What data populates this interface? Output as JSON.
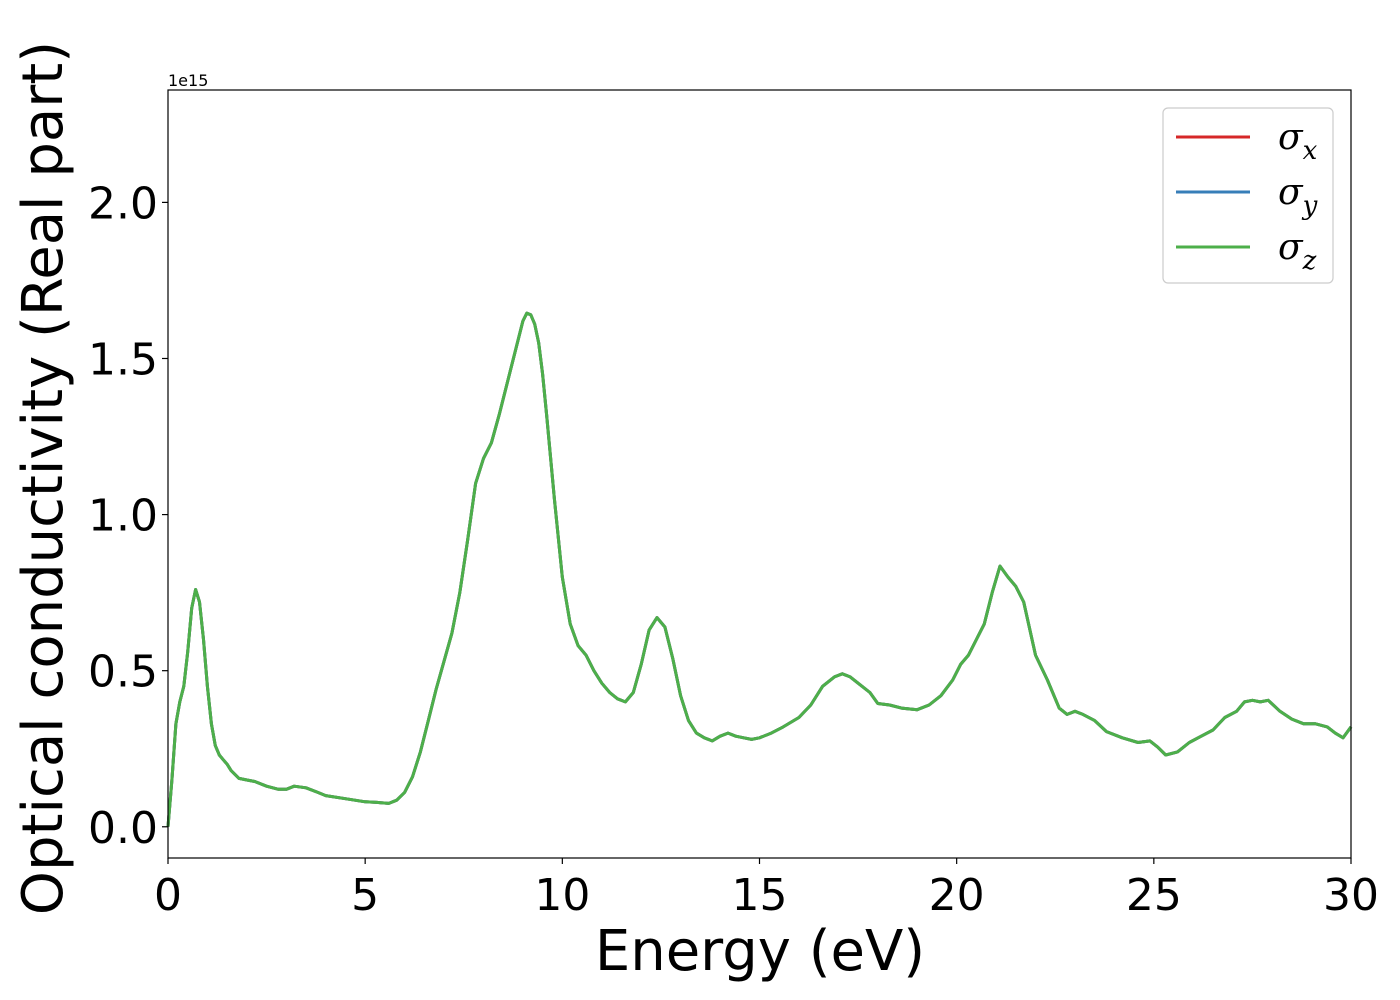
{
  "chart_data": {
    "type": "line",
    "xlabel": "Energy (eV)",
    "ylabel": "Optical conductivity (Real part)",
    "y_offset_label": "1e15",
    "xlim": [
      0,
      30
    ],
    "ylim": [
      -0.1,
      2.36
    ],
    "x_ticks": [
      0,
      5,
      10,
      15,
      20,
      25,
      30
    ],
    "x_tick_labels": [
      "0",
      "5",
      "10",
      "15",
      "20",
      "25",
      "30"
    ],
    "y_ticks": [
      0.0,
      0.5,
      1.0,
      1.5,
      2.0
    ],
    "y_tick_labels": [
      "0.0",
      "0.5",
      "1.0",
      "1.5",
      "2.0"
    ],
    "grid": false,
    "legend_position": "top-right",
    "x": [
      0,
      0.1,
      0.2,
      0.3,
      0.4,
      0.5,
      0.6,
      0.7,
      0.8,
      0.9,
      1.0,
      1.1,
      1.2,
      1.3,
      1.4,
      1.5,
      1.6,
      1.8,
      2.0,
      2.2,
      2.5,
      2.8,
      3.0,
      3.2,
      3.5,
      3.8,
      4.0,
      4.5,
      5.0,
      5.3,
      5.6,
      5.8,
      6.0,
      6.2,
      6.4,
      6.6,
      6.8,
      7.0,
      7.2,
      7.4,
      7.6,
      7.8,
      8.0,
      8.2,
      8.4,
      8.6,
      8.8,
      9.0,
      9.1,
      9.2,
      9.3,
      9.4,
      9.5,
      9.6,
      9.8,
      10.0,
      10.2,
      10.4,
      10.6,
      10.8,
      11.0,
      11.2,
      11.4,
      11.6,
      11.8,
      12.0,
      12.2,
      12.4,
      12.6,
      12.8,
      13.0,
      13.2,
      13.4,
      13.6,
      13.8,
      14.0,
      14.2,
      14.4,
      14.6,
      14.8,
      15.0,
      15.3,
      15.6,
      16.0,
      16.3,
      16.6,
      16.9,
      17.1,
      17.3,
      17.5,
      17.8,
      18.0,
      18.3,
      18.6,
      19.0,
      19.3,
      19.6,
      19.9,
      20.1,
      20.3,
      20.5,
      20.7,
      20.9,
      21.1,
      21.3,
      21.5,
      21.7,
      22.0,
      22.3,
      22.6,
      22.8,
      23.0,
      23.2,
      23.5,
      23.8,
      24.2,
      24.6,
      24.9,
      25.1,
      25.3,
      25.6,
      25.9,
      26.2,
      26.5,
      26.8,
      27.1,
      27.3,
      27.5,
      27.7,
      27.9,
      28.2,
      28.5,
      28.8,
      29.1,
      29.4,
      29.6,
      29.8,
      30.0
    ],
    "series": [
      {
        "name": "σx",
        "color": "#d62728",
        "y": [
          0.0,
          0.15,
          0.33,
          0.4,
          0.45,
          0.56,
          0.7,
          0.76,
          0.72,
          0.6,
          0.45,
          0.33,
          0.26,
          0.23,
          0.215,
          0.2,
          0.18,
          0.155,
          0.15,
          0.145,
          0.13,
          0.12,
          0.12,
          0.13,
          0.125,
          0.11,
          0.1,
          0.09,
          0.08,
          0.078,
          0.075,
          0.085,
          0.11,
          0.16,
          0.24,
          0.34,
          0.44,
          0.53,
          0.62,
          0.75,
          0.92,
          1.1,
          1.18,
          1.23,
          1.32,
          1.42,
          1.52,
          1.62,
          1.645,
          1.64,
          1.61,
          1.55,
          1.45,
          1.32,
          1.05,
          0.8,
          0.65,
          0.58,
          0.55,
          0.5,
          0.46,
          0.43,
          0.41,
          0.4,
          0.43,
          0.52,
          0.63,
          0.67,
          0.64,
          0.54,
          0.42,
          0.34,
          0.3,
          0.285,
          0.275,
          0.29,
          0.3,
          0.29,
          0.285,
          0.28,
          0.285,
          0.3,
          0.32,
          0.35,
          0.39,
          0.45,
          0.48,
          0.49,
          0.48,
          0.46,
          0.43,
          0.395,
          0.39,
          0.38,
          0.375,
          0.39,
          0.42,
          0.47,
          0.52,
          0.55,
          0.6,
          0.65,
          0.75,
          0.835,
          0.8,
          0.77,
          0.72,
          0.55,
          0.47,
          0.38,
          0.36,
          0.37,
          0.36,
          0.34,
          0.305,
          0.285,
          0.27,
          0.275,
          0.255,
          0.23,
          0.24,
          0.27,
          0.29,
          0.31,
          0.35,
          0.37,
          0.4,
          0.405,
          0.4,
          0.405,
          0.37,
          0.345,
          0.33,
          0.33,
          0.32,
          0.3,
          0.285,
          0.32
        ]
      },
      {
        "name": "σy",
        "color": "#377eb8",
        "y": [
          0.0,
          0.15,
          0.33,
          0.4,
          0.45,
          0.56,
          0.7,
          0.76,
          0.72,
          0.6,
          0.45,
          0.33,
          0.26,
          0.23,
          0.215,
          0.2,
          0.18,
          0.155,
          0.15,
          0.145,
          0.13,
          0.12,
          0.12,
          0.13,
          0.125,
          0.11,
          0.1,
          0.09,
          0.08,
          0.078,
          0.075,
          0.085,
          0.11,
          0.16,
          0.24,
          0.34,
          0.44,
          0.53,
          0.62,
          0.75,
          0.92,
          1.1,
          1.18,
          1.23,
          1.32,
          1.42,
          1.52,
          1.62,
          1.645,
          1.64,
          1.61,
          1.55,
          1.45,
          1.32,
          1.05,
          0.8,
          0.65,
          0.58,
          0.55,
          0.5,
          0.46,
          0.43,
          0.41,
          0.4,
          0.43,
          0.52,
          0.63,
          0.67,
          0.64,
          0.54,
          0.42,
          0.34,
          0.3,
          0.285,
          0.275,
          0.29,
          0.3,
          0.29,
          0.285,
          0.28,
          0.285,
          0.3,
          0.32,
          0.35,
          0.39,
          0.45,
          0.48,
          0.49,
          0.48,
          0.46,
          0.43,
          0.395,
          0.39,
          0.38,
          0.375,
          0.39,
          0.42,
          0.47,
          0.52,
          0.55,
          0.6,
          0.65,
          0.75,
          0.835,
          0.8,
          0.77,
          0.72,
          0.55,
          0.47,
          0.38,
          0.36,
          0.37,
          0.36,
          0.34,
          0.305,
          0.285,
          0.27,
          0.275,
          0.255,
          0.23,
          0.24,
          0.27,
          0.29,
          0.31,
          0.35,
          0.37,
          0.4,
          0.405,
          0.4,
          0.405,
          0.37,
          0.345,
          0.33,
          0.33,
          0.32,
          0.3,
          0.285,
          0.32
        ]
      },
      {
        "name": "σz",
        "color": "#4daf4a",
        "y": [
          0.0,
          0.15,
          0.33,
          0.4,
          0.45,
          0.56,
          0.7,
          0.76,
          0.72,
          0.6,
          0.45,
          0.33,
          0.26,
          0.23,
          0.215,
          0.2,
          0.18,
          0.155,
          0.15,
          0.145,
          0.13,
          0.12,
          0.12,
          0.13,
          0.125,
          0.11,
          0.1,
          0.09,
          0.08,
          0.078,
          0.075,
          0.085,
          0.11,
          0.16,
          0.24,
          0.34,
          0.44,
          0.53,
          0.62,
          0.75,
          0.92,
          1.1,
          1.18,
          1.23,
          1.32,
          1.42,
          1.52,
          1.62,
          1.645,
          1.64,
          1.61,
          1.55,
          1.45,
          1.32,
          1.05,
          0.8,
          0.65,
          0.58,
          0.55,
          0.5,
          0.46,
          0.43,
          0.41,
          0.4,
          0.43,
          0.52,
          0.63,
          0.67,
          0.64,
          0.54,
          0.42,
          0.34,
          0.3,
          0.285,
          0.275,
          0.29,
          0.3,
          0.29,
          0.285,
          0.28,
          0.285,
          0.3,
          0.32,
          0.35,
          0.39,
          0.45,
          0.48,
          0.49,
          0.48,
          0.46,
          0.43,
          0.395,
          0.39,
          0.38,
          0.375,
          0.39,
          0.42,
          0.47,
          0.52,
          0.55,
          0.6,
          0.65,
          0.75,
          0.835,
          0.8,
          0.77,
          0.72,
          0.55,
          0.47,
          0.38,
          0.36,
          0.37,
          0.36,
          0.34,
          0.305,
          0.285,
          0.27,
          0.275,
          0.255,
          0.23,
          0.24,
          0.27,
          0.29,
          0.31,
          0.35,
          0.37,
          0.4,
          0.405,
          0.4,
          0.405,
          0.37,
          0.345,
          0.33,
          0.33,
          0.32,
          0.3,
          0.285,
          0.32
        ]
      }
    ]
  }
}
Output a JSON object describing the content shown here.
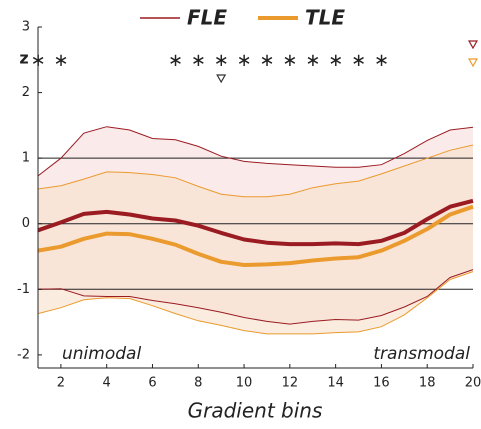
{
  "chart_data": {
    "type": "line",
    "xlabel": "Gradient bins",
    "ylabel": "z",
    "left_annotation": "unimodal",
    "right_annotation": "transmodal",
    "x": [
      1,
      2,
      3,
      4,
      5,
      6,
      7,
      8,
      9,
      10,
      11,
      12,
      13,
      14,
      15,
      16,
      17,
      18,
      19,
      20
    ],
    "xlim": [
      1,
      20
    ],
    "xticks": [
      2,
      4,
      6,
      8,
      10,
      12,
      14,
      16,
      18,
      20
    ],
    "ylim": [
      -2.2,
      3
    ],
    "yticks": [
      -2,
      -1,
      0,
      1,
      2,
      3
    ],
    "reference_lines": [
      -1,
      0,
      1
    ],
    "legend": "top",
    "series": [
      {
        "name": "FLE",
        "color": "#9b1b22",
        "band_color": "#f6dcdc",
        "values": [
          -0.1,
          0.02,
          0.15,
          0.18,
          0.14,
          0.08,
          0.05,
          -0.03,
          -0.14,
          -0.24,
          -0.29,
          -0.31,
          -0.31,
          -0.3,
          -0.31,
          -0.26,
          -0.14,
          0.07,
          0.26,
          0.35
        ],
        "upper": [
          0.73,
          1.0,
          1.38,
          1.48,
          1.43,
          1.3,
          1.28,
          1.18,
          1.03,
          0.95,
          0.92,
          0.9,
          0.88,
          0.86,
          0.86,
          0.9,
          1.07,
          1.27,
          1.43,
          1.47
        ],
        "lower": [
          -1.0,
          -0.99,
          -1.1,
          -1.11,
          -1.11,
          -1.17,
          -1.22,
          -1.28,
          -1.35,
          -1.43,
          -1.49,
          -1.53,
          -1.49,
          -1.46,
          -1.47,
          -1.4,
          -1.27,
          -1.11,
          -0.82,
          -0.7
        ]
      },
      {
        "name": "TLE",
        "color": "#eb9a2e",
        "band_color": "#f7e1cc",
        "values": [
          -0.41,
          -0.35,
          -0.23,
          -0.15,
          -0.16,
          -0.23,
          -0.32,
          -0.46,
          -0.58,
          -0.63,
          -0.62,
          -0.6,
          -0.56,
          -0.53,
          -0.51,
          -0.41,
          -0.26,
          -0.08,
          0.14,
          0.26
        ],
        "upper": [
          0.53,
          0.58,
          0.68,
          0.79,
          0.78,
          0.75,
          0.7,
          0.57,
          0.45,
          0.41,
          0.41,
          0.45,
          0.55,
          0.61,
          0.65,
          0.76,
          0.88,
          1.0,
          1.12,
          1.2
        ],
        "lower": [
          -1.37,
          -1.28,
          -1.16,
          -1.13,
          -1.14,
          -1.25,
          -1.37,
          -1.48,
          -1.55,
          -1.63,
          -1.68,
          -1.68,
          -1.68,
          -1.66,
          -1.65,
          -1.57,
          -1.39,
          -1.13,
          -0.85,
          -0.73
        ]
      }
    ],
    "asterisks": {
      "color": "#eb9a2e",
      "x": [
        1,
        2,
        7,
        8,
        9,
        10,
        11,
        12,
        13,
        14,
        15,
        16
      ]
    },
    "triangles": [
      {
        "x": 9,
        "color": "#333333",
        "row": 2
      },
      {
        "x": 20,
        "color": "#9b1b22",
        "row": 0
      },
      {
        "x": 20,
        "color": "#eb9a2e",
        "row": 1
      }
    ]
  }
}
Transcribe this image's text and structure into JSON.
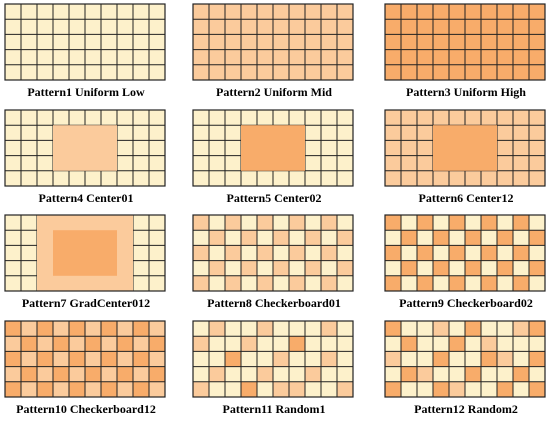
{
  "colors": {
    "low": "#FDF1CB",
    "mid": "#FBCB9C",
    "high": "#F8AC6A",
    "line": "#222222"
  },
  "grid": {
    "cols": 10,
    "rows": 5
  },
  "patterns": [
    {
      "label": "Pattern1 Uniform Low",
      "kind": "uniform",
      "level": 0
    },
    {
      "label": "Pattern2 Uniform Mid",
      "kind": "uniform",
      "level": 1
    },
    {
      "label": "Pattern3 Uniform High",
      "kind": "uniform",
      "level": 2
    },
    {
      "label": "Pattern4 Center01",
      "kind": "center",
      "outer": 0,
      "inner": 1
    },
    {
      "label": "Pattern5 Center02",
      "kind": "center",
      "outer": 0,
      "inner": 2
    },
    {
      "label": "Pattern6 Center12",
      "kind": "center",
      "outer": 1,
      "inner": 2
    },
    {
      "label": "Pattern7 GradCenter012",
      "kind": "gradcenter",
      "outer": 0,
      "ring": 1,
      "inner": 2
    },
    {
      "label": "Pattern8 Checkerboard01",
      "kind": "checker",
      "a": 1,
      "b": 0
    },
    {
      "label": "Pattern9 Checkerboard02",
      "kind": "checker",
      "a": 2,
      "b": 0
    },
    {
      "label": "Pattern10 Checkerboard12",
      "kind": "checker",
      "a": 2,
      "b": 1
    },
    {
      "label": "Pattern11 Random1",
      "kind": "random",
      "cells": [
        [
          0,
          1,
          0,
          0,
          1,
          0,
          0,
          0,
          1,
          0
        ],
        [
          1,
          0,
          0,
          1,
          0,
          0,
          2,
          0,
          0,
          0
        ],
        [
          0,
          0,
          2,
          0,
          0,
          1,
          0,
          0,
          1,
          0
        ],
        [
          0,
          1,
          0,
          0,
          1,
          0,
          0,
          1,
          0,
          0
        ],
        [
          1,
          0,
          0,
          2,
          0,
          1,
          1,
          0,
          0,
          1
        ]
      ]
    },
    {
      "label": "Pattern12 Random2",
      "kind": "random",
      "cells": [
        [
          2,
          0,
          0,
          1,
          0,
          2,
          0,
          0,
          1,
          2
        ],
        [
          0,
          2,
          0,
          0,
          2,
          0,
          1,
          0,
          0,
          0
        ],
        [
          1,
          0,
          0,
          2,
          0,
          0,
          2,
          1,
          0,
          2
        ],
        [
          0,
          2,
          1,
          0,
          0,
          2,
          0,
          0,
          2,
          0
        ],
        [
          2,
          0,
          0,
          2,
          1,
          0,
          0,
          2,
          0,
          2
        ]
      ]
    }
  ]
}
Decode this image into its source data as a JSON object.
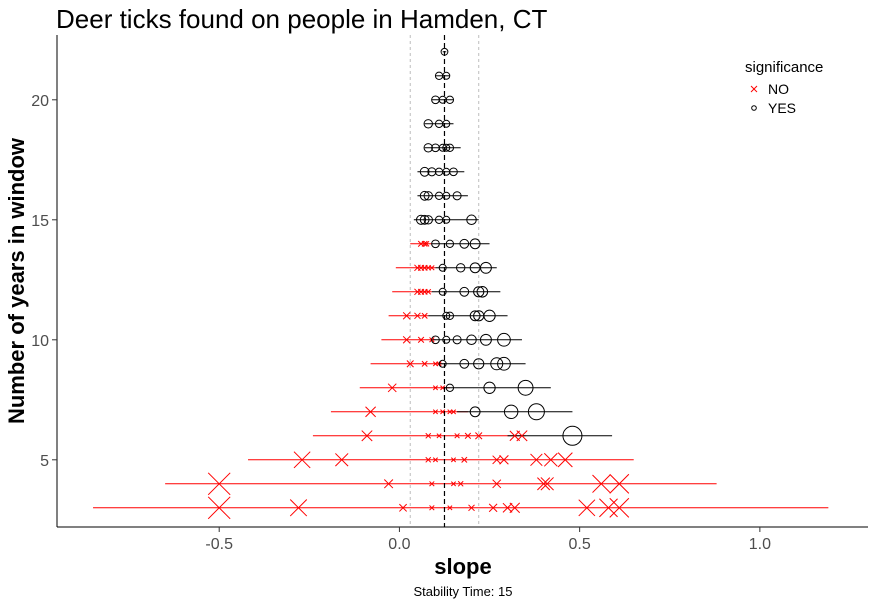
{
  "chart_data": {
    "type": "scatter",
    "title": "Deer ticks found on people in Hamden, CT",
    "xlabel": "slope",
    "ylabel": "Number of years in window",
    "caption": "Stability Time: 15",
    "xlim": [
      -0.95,
      1.3
    ],
    "ylim": [
      2.2,
      22.7
    ],
    "x_ticks": [
      -0.5,
      0.0,
      0.5,
      1.0
    ],
    "x_tick_labels": [
      "-0.5",
      "0.0",
      "0.5",
      "1.0"
    ],
    "y_ticks": [
      5,
      10,
      15,
      20
    ],
    "y_tick_labels": [
      "5",
      "10",
      "15",
      "20"
    ],
    "grid": false,
    "reference_lines": {
      "mean_slope": 0.125,
      "std_low": 0.03,
      "std_high": 0.22
    },
    "legend": {
      "title": "significance",
      "position": "top-right",
      "entries": [
        {
          "label": "NO",
          "marker": "x",
          "color": "#ff0000"
        },
        {
          "label": "YES",
          "marker": "circle",
          "color": "#000000"
        }
      ]
    },
    "rows": [
      {
        "years": 3,
        "sig": "NO",
        "x": [
          -0.5,
          -0.28,
          0.01,
          0.09,
          0.14,
          0.2,
          0.26,
          0.3,
          0.32,
          0.52,
          0.58,
          0.61
        ],
        "lo": -0.85,
        "hi": 1.19
      },
      {
        "years": 4,
        "sig": "NO",
        "x": [
          -0.5,
          -0.03,
          0.09,
          0.15,
          0.17,
          0.27,
          0.4,
          0.41,
          0.56,
          0.61
        ],
        "lo": -0.65,
        "hi": 0.88
      },
      {
        "years": 5,
        "sig": "NO",
        "x": [
          -0.27,
          -0.16,
          0.08,
          0.1,
          0.15,
          0.18,
          0.27,
          0.29,
          0.38,
          0.42,
          0.46
        ],
        "lo": -0.42,
        "hi": 0.65
      },
      {
        "years": 6,
        "sig": "NO",
        "x": [
          -0.09,
          0.08,
          0.11,
          0.16,
          0.19,
          0.22,
          0.32,
          0.34
        ],
        "lo": -0.24,
        "hi": 0.35
      },
      {
        "years": 6,
        "sig": "YES",
        "x": [
          0.48
        ],
        "lo": 0.3,
        "hi": 0.59
      },
      {
        "years": 7,
        "sig": "NO",
        "x": [
          -0.08,
          0.1,
          0.12,
          0.14,
          0.15
        ],
        "lo": -0.19,
        "hi": 0.19
      },
      {
        "years": 7,
        "sig": "YES",
        "x": [
          0.21,
          0.31,
          0.38
        ],
        "lo": 0.16,
        "hi": 0.48
      },
      {
        "years": 8,
        "sig": "NO",
        "x": [
          -0.02,
          0.1,
          0.12
        ],
        "lo": -0.11,
        "hi": 0.14
      },
      {
        "years": 8,
        "sig": "YES",
        "x": [
          0.14,
          0.25,
          0.35
        ],
        "lo": 0.12,
        "hi": 0.42
      },
      {
        "years": 9,
        "sig": "NO",
        "x": [
          0.03,
          0.07,
          0.1,
          0.11
        ],
        "lo": -0.08,
        "hi": 0.12
      },
      {
        "years": 9,
        "sig": "YES",
        "x": [
          0.12,
          0.18,
          0.22,
          0.27,
          0.29
        ],
        "lo": 0.11,
        "hi": 0.35
      },
      {
        "years": 10,
        "sig": "NO",
        "x": [
          0.02,
          0.06,
          0.09
        ],
        "lo": -0.05,
        "hi": 0.1
      },
      {
        "years": 10,
        "sig": "YES",
        "x": [
          0.1,
          0.13,
          0.16,
          0.2,
          0.24,
          0.29
        ],
        "lo": 0.09,
        "hi": 0.34
      },
      {
        "years": 11,
        "sig": "NO",
        "x": [
          0.02,
          0.05,
          0.07
        ],
        "lo": -0.03,
        "hi": 0.08
      },
      {
        "years": 11,
        "sig": "YES",
        "x": [
          0.13,
          0.14,
          0.21,
          0.22,
          0.25
        ],
        "lo": 0.08,
        "hi": 0.3
      },
      {
        "years": 12,
        "sig": "NO",
        "x": [
          0.05,
          0.06,
          0.07,
          0.08
        ],
        "lo": -0.02,
        "hi": 0.09
      },
      {
        "years": 12,
        "sig": "YES",
        "x": [
          0.12,
          0.18,
          0.22,
          0.23
        ],
        "lo": 0.09,
        "hi": 0.28
      },
      {
        "years": 13,
        "sig": "NO",
        "x": [
          0.05,
          0.06,
          0.07,
          0.08,
          0.09
        ],
        "lo": -0.01,
        "hi": 0.1
      },
      {
        "years": 13,
        "sig": "YES",
        "x": [
          0.12,
          0.17,
          0.21,
          0.24
        ],
        "lo": 0.1,
        "hi": 0.27
      },
      {
        "years": 14,
        "sig": "NO",
        "x": [
          0.06,
          0.07,
          0.075
        ],
        "lo": 0.03,
        "hi": 0.09
      },
      {
        "years": 14,
        "sig": "YES",
        "x": [
          0.1,
          0.14,
          0.18,
          0.21
        ],
        "lo": 0.09,
        "hi": 0.25
      },
      {
        "years": 15,
        "sig": "YES",
        "x": [
          0.06,
          0.07,
          0.08,
          0.11,
          0.13,
          0.2
        ],
        "lo": 0.04,
        "hi": 0.22
      },
      {
        "years": 16,
        "sig": "YES",
        "x": [
          0.07,
          0.08,
          0.11,
          0.13,
          0.16
        ],
        "lo": 0.05,
        "hi": 0.19
      },
      {
        "years": 17,
        "sig": "YES",
        "x": [
          0.07,
          0.09,
          0.11,
          0.13,
          0.15
        ],
        "lo": 0.05,
        "hi": 0.18
      },
      {
        "years": 18,
        "sig": "YES",
        "x": [
          0.08,
          0.1,
          0.12,
          0.13,
          0.14
        ],
        "lo": 0.07,
        "hi": 0.17
      },
      {
        "years": 19,
        "sig": "YES",
        "x": [
          0.08,
          0.11,
          0.13
        ],
        "lo": 0.07,
        "hi": 0.15
      },
      {
        "years": 20,
        "sig": "YES",
        "x": [
          0.1,
          0.12,
          0.14
        ],
        "lo": 0.09,
        "hi": 0.15
      },
      {
        "years": 21,
        "sig": "YES",
        "x": [
          0.11,
          0.13
        ],
        "lo": 0.1,
        "hi": 0.14
      },
      {
        "years": 22,
        "sig": "YES",
        "x": [
          0.125
        ],
        "lo": 0.12,
        "hi": 0.13
      }
    ],
    "colors": {
      "NO": "#ff0000",
      "YES": "#000000",
      "mean_line": "#000000",
      "std_line": "#bdbdbd"
    }
  }
}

DO THIS: Look through the material above. Copy each line where the word "object" appears.

EXERCISE RESULT:
Output a JSON object describing the content shown here.
Decode this image into its source data as a JSON object.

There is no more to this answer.